- Directions for this task:
Output every line of the data exactly as it appears.

■ ■ ■ ■ ■

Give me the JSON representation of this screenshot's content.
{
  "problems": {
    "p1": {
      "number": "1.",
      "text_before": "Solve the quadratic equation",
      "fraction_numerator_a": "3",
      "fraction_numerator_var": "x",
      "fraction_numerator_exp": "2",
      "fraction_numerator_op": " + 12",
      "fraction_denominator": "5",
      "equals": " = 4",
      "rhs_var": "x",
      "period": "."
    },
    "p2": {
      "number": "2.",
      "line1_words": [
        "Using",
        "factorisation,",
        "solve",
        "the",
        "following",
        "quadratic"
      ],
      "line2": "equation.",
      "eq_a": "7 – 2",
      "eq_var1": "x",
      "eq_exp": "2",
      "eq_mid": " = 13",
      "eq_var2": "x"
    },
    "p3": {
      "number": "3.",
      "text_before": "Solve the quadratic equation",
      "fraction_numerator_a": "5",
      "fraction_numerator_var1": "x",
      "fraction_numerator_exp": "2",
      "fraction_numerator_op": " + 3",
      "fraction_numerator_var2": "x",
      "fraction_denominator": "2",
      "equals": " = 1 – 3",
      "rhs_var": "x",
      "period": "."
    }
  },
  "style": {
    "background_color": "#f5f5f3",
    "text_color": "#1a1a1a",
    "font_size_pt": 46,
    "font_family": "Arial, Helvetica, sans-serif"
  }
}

■ ■ ■ ■ ■

- Exercise answer:
Give me the JSON representation of this screenshot's content.
{
  "problems": {
    "p1": {
      "number": "1.",
      "text_before": "Solve the quadratic equation",
      "fraction_numerator_a": "3",
      "fraction_numerator_var": "x",
      "fraction_numerator_exp": "2",
      "fraction_numerator_op": " + 12",
      "fraction_denominator": "5",
      "equals": " = 4",
      "rhs_var": "x",
      "period": "."
    },
    "p2": {
      "number": "2.",
      "line1_words": [
        "Using",
        "factorisation,",
        "solve",
        "the",
        "following",
        "quadratic"
      ],
      "line2": "equation.",
      "eq_a": "7 – 2",
      "eq_var1": "x",
      "eq_exp": "2",
      "eq_mid": " = 13",
      "eq_var2": "x"
    },
    "p3": {
      "number": "3.",
      "text_before": "Solve the quadratic equation",
      "fraction_numerator_a": "5",
      "fraction_numerator_var1": "x",
      "fraction_numerator_exp": "2",
      "fraction_numerator_op": " + 3",
      "fraction_numerator_var2": "x",
      "fraction_denominator": "2",
      "equals": " = 1 – 3",
      "rhs_var": "x",
      "period": "."
    }
  },
  "style": {
    "background_color": "#f5f5f3",
    "text_color": "#1a1a1a",
    "font_size_pt": 46,
    "font_family": "Arial, Helvetica, sans-serif"
  }
}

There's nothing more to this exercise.